# GIVEN PROBLEM
In the passage on micro-optimizing CPython below, rewrite the portion from "- Write the" to "7 2017, 00:04:40)", putting "reference point" in place of "baseline".

# EXCERPTED PASSAGE
^^^^^^^^^^^^^^^^

Micro-optimisations can speed up CPython
Last time, I bemoaned what compilers did to some of the CPython interpreter main loop. Following those remarks, there are three obvious courses of action:
- Make targeted improvements to the compilers.
- Write the interpreter main loop directly in assembly.
- Tweak the C source code to make it more amenable to good compilation.
Option three is the easiest to explore, so let's start with a random benchmark to use as a baseline:
Python 3.6.0+ (default, Mar 7 2017, 00:04:40)
[GCC 4.8.5 20150623 (Red Hat 4.8.5-11)] on linux
Type "help", "copyright", "credits" or "license" for more information.
>>> from performance.benchmarks.bm_nbody import bench_nbody
>>> bench_nbody(10, 'sun', 100000)

^^^^^^^^^^^^^^^^

# RECORD LIST
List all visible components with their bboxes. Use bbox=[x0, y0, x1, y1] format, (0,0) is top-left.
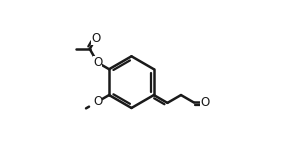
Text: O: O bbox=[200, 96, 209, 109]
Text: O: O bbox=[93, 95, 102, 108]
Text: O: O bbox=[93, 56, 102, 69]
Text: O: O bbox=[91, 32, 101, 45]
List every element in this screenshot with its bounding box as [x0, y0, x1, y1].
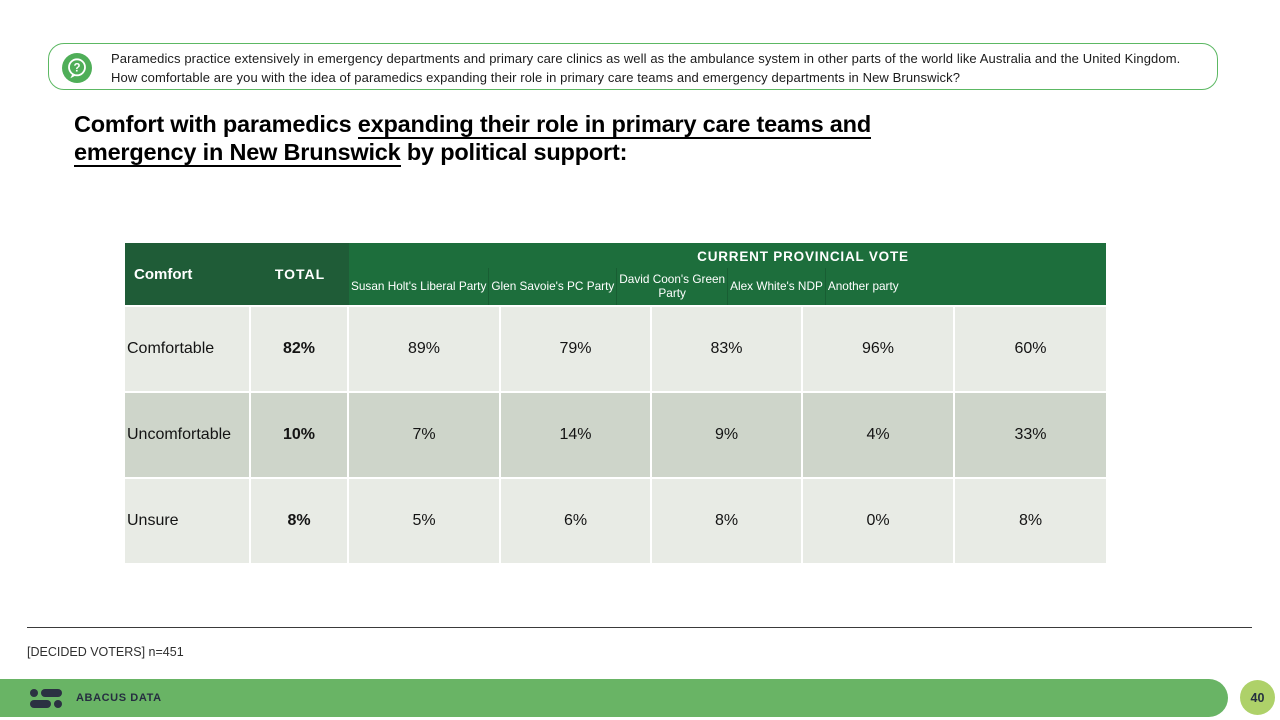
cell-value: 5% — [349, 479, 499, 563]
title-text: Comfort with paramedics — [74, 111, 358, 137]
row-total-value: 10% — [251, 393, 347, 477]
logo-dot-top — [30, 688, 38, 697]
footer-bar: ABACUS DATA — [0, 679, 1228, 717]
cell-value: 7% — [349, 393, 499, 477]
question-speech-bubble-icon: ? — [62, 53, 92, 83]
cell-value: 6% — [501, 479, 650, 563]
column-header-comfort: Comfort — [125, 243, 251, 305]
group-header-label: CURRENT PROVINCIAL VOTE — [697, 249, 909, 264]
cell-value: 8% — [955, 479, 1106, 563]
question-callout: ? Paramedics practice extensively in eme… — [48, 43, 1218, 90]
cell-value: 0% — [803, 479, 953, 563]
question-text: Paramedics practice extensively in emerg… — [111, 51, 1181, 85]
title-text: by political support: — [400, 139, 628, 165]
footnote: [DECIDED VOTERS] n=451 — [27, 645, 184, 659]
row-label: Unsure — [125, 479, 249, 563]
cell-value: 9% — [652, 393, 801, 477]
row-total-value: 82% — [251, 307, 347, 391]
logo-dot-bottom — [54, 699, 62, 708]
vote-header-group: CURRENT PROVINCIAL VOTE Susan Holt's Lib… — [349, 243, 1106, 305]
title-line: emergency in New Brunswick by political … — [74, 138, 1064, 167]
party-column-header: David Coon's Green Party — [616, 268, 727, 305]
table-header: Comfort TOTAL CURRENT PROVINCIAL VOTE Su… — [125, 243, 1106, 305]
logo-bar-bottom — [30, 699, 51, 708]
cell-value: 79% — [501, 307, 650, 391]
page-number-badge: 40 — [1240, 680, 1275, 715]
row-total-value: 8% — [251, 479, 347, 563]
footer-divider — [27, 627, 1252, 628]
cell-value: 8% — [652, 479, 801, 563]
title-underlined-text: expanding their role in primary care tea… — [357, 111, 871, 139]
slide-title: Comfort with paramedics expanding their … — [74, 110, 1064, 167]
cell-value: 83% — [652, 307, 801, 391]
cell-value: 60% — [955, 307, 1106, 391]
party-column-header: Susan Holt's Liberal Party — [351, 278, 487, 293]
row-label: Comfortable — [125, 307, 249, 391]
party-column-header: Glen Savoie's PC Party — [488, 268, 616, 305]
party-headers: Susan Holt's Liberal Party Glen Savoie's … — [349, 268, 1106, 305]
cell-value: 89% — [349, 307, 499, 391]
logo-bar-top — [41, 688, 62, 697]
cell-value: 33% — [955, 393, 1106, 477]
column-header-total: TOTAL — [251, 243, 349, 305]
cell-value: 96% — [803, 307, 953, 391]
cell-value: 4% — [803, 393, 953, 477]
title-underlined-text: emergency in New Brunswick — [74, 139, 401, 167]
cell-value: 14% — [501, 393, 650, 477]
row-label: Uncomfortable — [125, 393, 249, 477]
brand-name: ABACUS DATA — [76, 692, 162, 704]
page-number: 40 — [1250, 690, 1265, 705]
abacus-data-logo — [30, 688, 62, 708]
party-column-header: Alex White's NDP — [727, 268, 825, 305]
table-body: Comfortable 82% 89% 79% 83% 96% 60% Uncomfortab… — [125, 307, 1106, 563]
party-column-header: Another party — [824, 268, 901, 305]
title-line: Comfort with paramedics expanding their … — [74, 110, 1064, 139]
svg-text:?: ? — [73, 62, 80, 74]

^^^^^^^^^^^^^^^^

# REPLY
- Write the interpreter main loop directly in assembly.
- Tweak the C source code to make it more amenable to good compilation.
Option three is the easiest to explore, so let's start with a random benchmark to use as a reference point:
Python 3.6.0+ (default, Mar 7 2017, 00:04:40)